Instructions |
a) In the text on al-Walaja al-Jadida, in which two years did the inhabitants of ‘Ayn Jweizeh appeal to the Israeli Supreme Court to be considered part of the West Bank?
b) Pick up the text on al-Walaja al-Jadida after its final sentence and carry it forward.

Source document |
■ ■ ■

The placement of all of al-Walaja al-Jadida, including the part that fell within Israeli municipal boundaries, under military rule enabled Israel to designate the villagers’ properties on the northern side as “Absentee Property.” In 1980, with Israel’s announcement of the annexation of East Jerusalem, including ‘Ayn Jweizeh, Israel started using the 1950 Absentee Property Law to confiscate private property and land in the northern part of the village, which resulted in tens of home demolitions and the displacement of more villagers, who were rendered refugees for the second time. This process continues to this day, with the remaining inhabitants on the northern side of al-Walaja al-Jadida under perpetual threat of expulsion from their homes. Indeed, Israel considers approximately 150 homes in ‘Ayn Jweizeh to be illegally built. Thus, they are under constant threat of demolition.20 

Because of this situation, not only is the presence of Palestinian homes and structures in the area deemed illegitimate, but even the residents themselves. Therefore, Israel considers those residents who have PA-issued IDs to be living in their own homes illegally. In addition, despite the fact that the northern side of the village’s border with the municipality of Jerusalem is not physically blocked by the Separation Wall, holders of PA IDs are prohibited from crossing over the city boundaries without military-issued entry permits. If they do dare enter, Israeli soldiers sometimes raid the village to arrest them.21 

To confront this impossible situation, the inhabitants of ‘Ayn Jweizeh appealed to the Israeli Supreme Court twice to be considered part of the West Bank: first, in 1989, and then again in 2003. However, both appeals were rejected.22 Indeed, in 2004, 80 Palestinian villagers were arrested for their mere presence next to their homes that fall within Israel’s Jerusalem municipal boundaries.23 And so, in the same year, villagers requested to do the opposite—i.e., to legalize the residential status of 280 persons living in ‘Ayn Jweizeh as Israeli permanent residents. This request was also rejected in 2008.24 The residents of ‘Ayn Jweizeh were thus condemned to live in legal limbo, under the absurd status of being illegal occupants of in their own homes.

Homes with pending demolition orders in ‘Ayn Jweizeh, a neighborhood of al-Walaja village

Homes with pending demolition orders in ‘Ayn Jweizeh, a neighborhood of al-Walaja village that lies inside the Israeli municipal boundaries of Jerusalem; Gilo settlement is visible in the background.

Credit: 

Matan Golan via B’Tselem

A home belonging to the Abu Khaira family of al-Walaja, demolished by the Israeli Jerusalem municipality in 2017

A home belonging to the Abu Khaira family of al-Walaja, demolished by the municipality in 2017. In March of the following year, the family had another home demolished—the fourth home destroyed for this family in five years.

■ ■ ■

Items |
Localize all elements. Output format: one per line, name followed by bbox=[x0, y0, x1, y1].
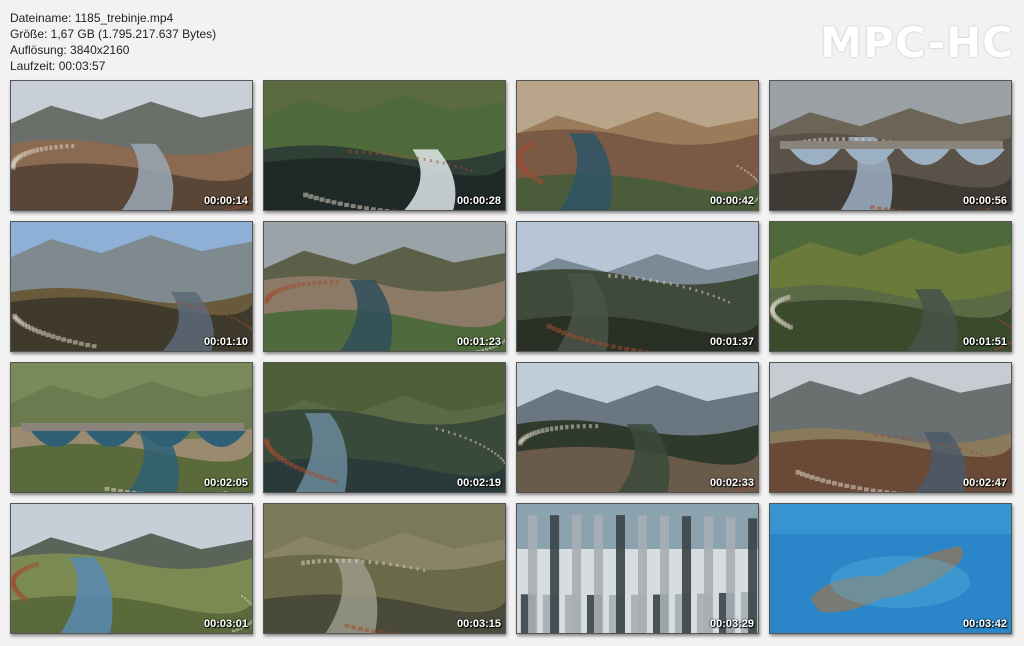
timestamp-label: 00:03:01 bbox=[203, 618, 248, 630]
thumbnail-6[interactable]: 00:01:23 bbox=[263, 221, 506, 352]
timestamp-label: 00:01:51 bbox=[962, 336, 1007, 348]
timestamp-label: 00:01:23 bbox=[456, 336, 501, 348]
thumbnail-image bbox=[517, 81, 758, 210]
thumbnail-image bbox=[517, 363, 758, 492]
thumbnail-12[interactable]: 00:02:47 bbox=[769, 362, 1012, 493]
mpc-hc-logo: MPC-HC bbox=[820, 18, 1014, 67]
timestamp-label: 00:03:42 bbox=[962, 618, 1007, 630]
thumbnail-image bbox=[517, 222, 758, 351]
timestamp-label: 00:03:29 bbox=[709, 618, 754, 630]
thumbnail-image bbox=[264, 504, 505, 633]
thumbnail-image bbox=[517, 504, 758, 633]
thumbnail-image bbox=[11, 222, 252, 351]
timestamp-label: 00:00:42 bbox=[709, 195, 754, 207]
thumbnail-image bbox=[770, 81, 1011, 210]
file-info: Dateiname: 1185_trebinje.mp4 Größe: 1,67… bbox=[10, 10, 216, 74]
thumbnail-11[interactable]: 00:02:33 bbox=[516, 362, 759, 493]
thumbnail-14[interactable]: 00:03:15 bbox=[263, 503, 506, 634]
filename-text: Dateiname: 1185_trebinje.mp4 bbox=[10, 11, 174, 25]
thumbnail-image bbox=[11, 363, 252, 492]
thumbnail-image bbox=[264, 363, 505, 492]
thumbnail-9[interactable]: 00:02:05 bbox=[10, 362, 253, 493]
timestamp-label: 00:02:47 bbox=[962, 477, 1007, 489]
timestamp-label: 00:02:33 bbox=[709, 477, 754, 489]
thumbnail-2[interactable]: 00:00:28 bbox=[263, 80, 506, 211]
thumbnail-5[interactable]: 00:01:10 bbox=[10, 221, 253, 352]
timestamp-label: 00:00:14 bbox=[203, 195, 248, 207]
timestamp-label: 00:03:15 bbox=[456, 618, 501, 630]
thumbnail-image bbox=[770, 363, 1011, 492]
thumbnail-image bbox=[264, 222, 505, 351]
thumbnail-image bbox=[11, 504, 252, 633]
timestamp-label: 00:00:56 bbox=[962, 195, 1007, 207]
timestamp-label: 00:02:05 bbox=[203, 477, 248, 489]
thumbnail-4[interactable]: 00:00:56 bbox=[769, 80, 1012, 211]
timestamp-label: 00:01:37 bbox=[709, 336, 754, 348]
thumbnail-image bbox=[770, 504, 1011, 633]
thumbnail-10[interactable]: 00:02:19 bbox=[263, 362, 506, 493]
timestamp-label: 00:00:28 bbox=[456, 195, 501, 207]
duration-text: Laufzeit: 00:03:57 bbox=[10, 59, 106, 73]
timestamp-label: 00:01:10 bbox=[203, 336, 248, 348]
thumbnail-image bbox=[770, 222, 1011, 351]
thumbnail-13[interactable]: 00:03:01 bbox=[10, 503, 253, 634]
thumbnail-image bbox=[264, 81, 505, 210]
thumbnail-image bbox=[11, 81, 252, 210]
thumbnail-15[interactable]: 00:03:29 bbox=[516, 503, 759, 634]
thumbnail-1[interactable]: 00:00:14 bbox=[10, 80, 253, 211]
thumbnail-8[interactable]: 00:01:51 bbox=[769, 221, 1012, 352]
thumbnail-7[interactable]: 00:01:37 bbox=[516, 221, 759, 352]
resolution-text: Auflösung: 3840x2160 bbox=[10, 43, 130, 57]
timestamp-label: 00:02:19 bbox=[456, 477, 501, 489]
filesize-text: Größe: 1,67 GB (1.795.217.637 Bytes) bbox=[10, 27, 217, 41]
thumbnail-3[interactable]: 00:00:42 bbox=[516, 80, 759, 211]
thumbnail-16[interactable]: 00:03:42 bbox=[769, 503, 1012, 634]
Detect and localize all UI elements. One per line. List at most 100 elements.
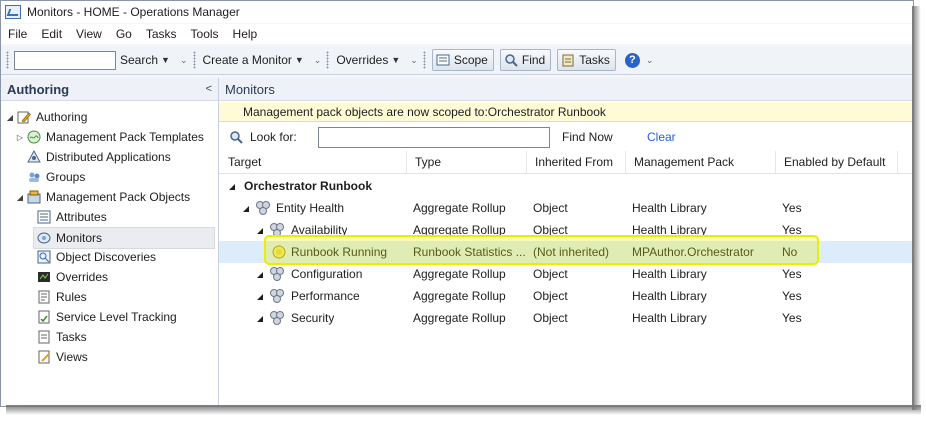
- group-row[interactable]: ◢ Orchestrator Runbook: [219, 175, 913, 197]
- cell-inherited-from: Object: [533, 311, 568, 325]
- tasks-button[interactable]: Tasks: [557, 49, 616, 71]
- search-label: Search: [120, 53, 159, 67]
- magnifier-icon: [504, 53, 518, 67]
- frame-shadow-right: [912, 6, 921, 410]
- tree-item-service-level-tracking[interactable]: Service Level Tracking: [37, 307, 177, 327]
- collapse-arrow-icon[interactable]: ◢: [257, 307, 263, 329]
- tasks-label: Tasks: [579, 53, 610, 67]
- tree-item-views[interactable]: Views: [37, 347, 88, 367]
- overrides-icon: [37, 270, 51, 284]
- tree-item-label: Views: [56, 350, 88, 364]
- scope-info-text: Management pack objects are now scoped t…: [243, 104, 606, 119]
- results-pane-header: Monitors: [219, 78, 913, 101]
- collapse-arrow-icon[interactable]: ◢: [243, 197, 249, 219]
- create-monitor-label: Create a Monitor: [202, 53, 292, 67]
- tree-item-rules[interactable]: Rules: [37, 287, 87, 307]
- aggregate-monitor-icon: [255, 197, 271, 219]
- find-now-button[interactable]: Find Now: [562, 130, 613, 144]
- collapse-arrow-icon[interactable]: ◢: [257, 263, 263, 285]
- authoring-icon: [17, 110, 31, 124]
- expand-arrow-icon[interactable]: ▷: [15, 133, 25, 142]
- app-icon: [5, 5, 21, 19]
- tree-item-monitors[interactable]: Monitors: [33, 227, 215, 249]
- overflow-icon[interactable]: ⌄: [646, 55, 654, 66]
- tree-item-attributes[interactable]: Attributes: [37, 207, 107, 227]
- cell-inherited-from: Object: [533, 201, 568, 215]
- tree-item-label: Attributes: [56, 210, 107, 224]
- column-header-management-pack[interactable]: Management Pack: [626, 151, 776, 173]
- search-input[interactable]: [14, 50, 116, 70]
- cell-type: Aggregate Rollup: [413, 201, 506, 215]
- menu-help[interactable]: Help: [226, 27, 265, 41]
- collapse-arrow-icon[interactable]: ◢: [5, 113, 15, 122]
- collapse-arrow-icon[interactable]: ◢: [257, 219, 263, 241]
- menu-tasks[interactable]: Tasks: [139, 27, 184, 41]
- overflow-icon[interactable]: ⌄: [314, 55, 322, 66]
- distributed-app-icon: [27, 149, 41, 164]
- tree-item-overrides[interactable]: Overrides: [37, 267, 108, 287]
- cell-enabled: Yes: [782, 289, 802, 303]
- results-pane-title: Monitors: [225, 81, 275, 97]
- find-button[interactable]: Find: [499, 49, 552, 71]
- toolbar-grip[interactable]: [326, 51, 330, 69]
- title-bar: Monitors - HOME - Operations Manager: [1, 1, 913, 23]
- aggregate-monitor-icon: [269, 285, 285, 307]
- cell-type: Aggregate Rollup: [413, 267, 506, 281]
- column-header-inherited-from[interactable]: Inherited From: [527, 151, 626, 173]
- cell-inherited-from: Object: [533, 289, 568, 303]
- cell-management-pack: Health Library: [632, 267, 707, 281]
- tree-item-label: Tasks: [56, 330, 87, 344]
- tree-item-groups[interactable]: Groups: [27, 167, 85, 187]
- toolbar-grip[interactable]: [192, 51, 196, 69]
- create-monitor-button[interactable]: Create a Monitor ▼: [199, 53, 308, 67]
- tree-item-authoring[interactable]: ◢ Authoring: [5, 107, 87, 127]
- table-row[interactable]: ◢ Entity Health Aggregate Rollup Object …: [219, 197, 913, 219]
- tree-item-tasks[interactable]: Tasks: [37, 327, 87, 347]
- tree-item-object-discoveries[interactable]: Object Discoveries: [37, 247, 156, 267]
- tree-item-label: Authoring: [36, 110, 88, 124]
- discoveries-icon: [37, 250, 51, 264]
- table-row[interactable]: ◢ Configuration Aggregate Rollup Object …: [219, 263, 913, 285]
- tree-item-mp-templates[interactable]: ▷ Management Pack Templates: [15, 127, 204, 147]
- overrides-button[interactable]: Overrides ▼: [332, 53, 404, 67]
- table-row[interactable]: ◢ Security Aggregate Rollup Object Healt…: [219, 307, 913, 329]
- clear-link[interactable]: Clear: [647, 130, 676, 144]
- menu-view[interactable]: View: [69, 27, 109, 41]
- sla-icon: [37, 310, 51, 324]
- column-header-target[interactable]: Target: [219, 151, 407, 173]
- navigation-pane: Authoring < ◢ Authoring ▷ Management Pac…: [1, 78, 219, 406]
- rules-icon: [37, 290, 51, 304]
- menu-bar: File Edit View Go Tasks Tools Help: [1, 24, 913, 44]
- aggregate-monitor-icon: [269, 307, 285, 329]
- menu-tools[interactable]: Tools: [184, 27, 226, 41]
- collapse-arrow-icon[interactable]: ◢: [257, 285, 263, 307]
- tree-item-label: Groups: [46, 170, 86, 184]
- table-row[interactable]: ◢ Performance Aggregate Rollup Object He…: [219, 285, 913, 307]
- toolbar-grip[interactable]: [6, 51, 9, 69]
- column-headers: Target Type Inherited From Management Pa…: [219, 151, 913, 174]
- look-for-input[interactable]: [318, 127, 550, 148]
- column-header-enabled-by-default[interactable]: Enabled by Default: [776, 151, 898, 173]
- cell-inherited-from: Object: [533, 267, 568, 281]
- search-icon: [229, 130, 243, 147]
- tree-item-label: Service Level Tracking: [56, 310, 177, 324]
- collapse-arrow-icon[interactable]: ◢: [15, 193, 25, 202]
- tree-item-mp-objects[interactable]: ◢ Management Pack Objects: [15, 187, 190, 207]
- menu-go[interactable]: Go: [109, 27, 139, 41]
- cell-management-pack: Health Library: [632, 201, 707, 215]
- column-header-type[interactable]: Type: [407, 151, 527, 173]
- overflow-icon[interactable]: ⌄: [180, 55, 188, 66]
- overflow-icon[interactable]: ⌄: [410, 55, 418, 66]
- scope-button[interactable]: Scope: [431, 49, 494, 71]
- help-icon[interactable]: ?: [624, 52, 640, 68]
- tree-item-label: Distributed Applications: [46, 150, 171, 164]
- collapse-arrow-icon[interactable]: ◢: [229, 175, 235, 197]
- groups-icon: [27, 170, 41, 184]
- frame-shadow-bottom: [6, 405, 921, 415]
- menu-edit[interactable]: Edit: [34, 27, 69, 41]
- toolbar-grip[interactable]: [422, 51, 426, 69]
- collapse-pane-icon[interactable]: <: [206, 83, 212, 95]
- search-button[interactable]: Search ▼: [116, 53, 174, 67]
- tree-item-distributed-applications[interactable]: Distributed Applications: [27, 147, 171, 167]
- menu-file[interactable]: File: [1, 27, 34, 41]
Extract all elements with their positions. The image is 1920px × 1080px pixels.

■ ■ ■

Answers to the exercises |
a) 1989 and 2003.

b)
Credit: 

Anne Paq/Activestills.org

The beginning of settlement construction and expansion around al-Walaja

In the early 1970s, following Israel’s occupation of the West Bank in 1967, Palestinian lands in and around al-Walaja were confiscated for the establishment of two settlements, Gilo and Har Gilo (see Settlements). These settlements were built on confiscated Palestinian land, including 137 dunums from the eastern and southeastern parts of al-Walaja.

Gilo is a major urban settlement founded within the official municipal boundaries of Jerusalem (as expanded in 1967), while Har Gilo is a rural settlement, built right on the West Bank side of the municipal boundary. Given each settlement’s location vis-à-vis the city boundaries, each is administered by a different Israeli authority (the Jerusalem municipality and the Military Civil Administration). Nonetheless, they were established as part of one network of Israeli settlements to expand and form a link between the Gush Etzion settlement bloc south of Jerusalem with those within the expanded municipal boundaries, as part of the “Greater Jerusalem” vision (see Settlements and Israel’s Vision of a Greater [Jewish] Jerusalem).

Early construction of the first 250 apartments of Gilo settlement, 1975

Early construction of the first 250 apartments of Gilo settlement, 1975, as posted on the website of the late Arieh Sharon, architect of the project

Source: 

Ariehsharon.org

Early construction and layout of the first 250 apartments of Gilo settlement, 1975

Early construction and layout of the first 250 apartments of Gilo settlement, 1975, as posted on the website of the late Arieh Sharon, architect of the project

Source: 

Ariehsharon.org

With the Green Line to its west, expanded municipal boundaries to its north, and settlements encroaching to its east and southeast, the small village is increasingly blocked from any kind of natural growth, which contributes to its progressive asphyxiation and ghettoization.25

Post-Oslo (1995): The Third Divide—between the Village Core and the Surroundings (Areas B and C)

Another layer of fragmentation imposed by Israel followed the 1995 Oslo II Agreement, whereby the majority of the village lands (about 97.4 percent) was designated as Area C, and only 2.6 percent as Area B, consisting of the core built-up area in the village, with no lands designated as Area A.26 In Area C, which includes “all the agricultural lands, the open spaces, and all the lands suitable for future expansion,”27 Palestinians are prevented from building anything or benefiting from the land in any way without the permission of the Israeli Civil Administration, which is almost impossible to obtain.28

Map 3: Al-Walaja Post-Olso: 1995 to 2004

A map of al-Walaja village in the southern West Bank after the Oslo Accords

Al-Walaja after the Oslo Accords, when the territory outside the municipal boundary was variously assigned the status of Area A, B, or C. As shown in the map legend, the municipal boundary is the black line; Area C is light blue; Area B is lavender; and Area A is light green.

Credit: 

Jerusalem Story

This gave Israel the authority to obstruct construction by delaying or denying building permits29 and to demolish any and all kinds of Palestinian structures, including homes, roads, and farming infrastructure.30 And without building permits, residents of al-Walaja are left with no choice but to build essential educational, health, agricultural, and residential structures without authorization. This exposes them to the risk of demolition.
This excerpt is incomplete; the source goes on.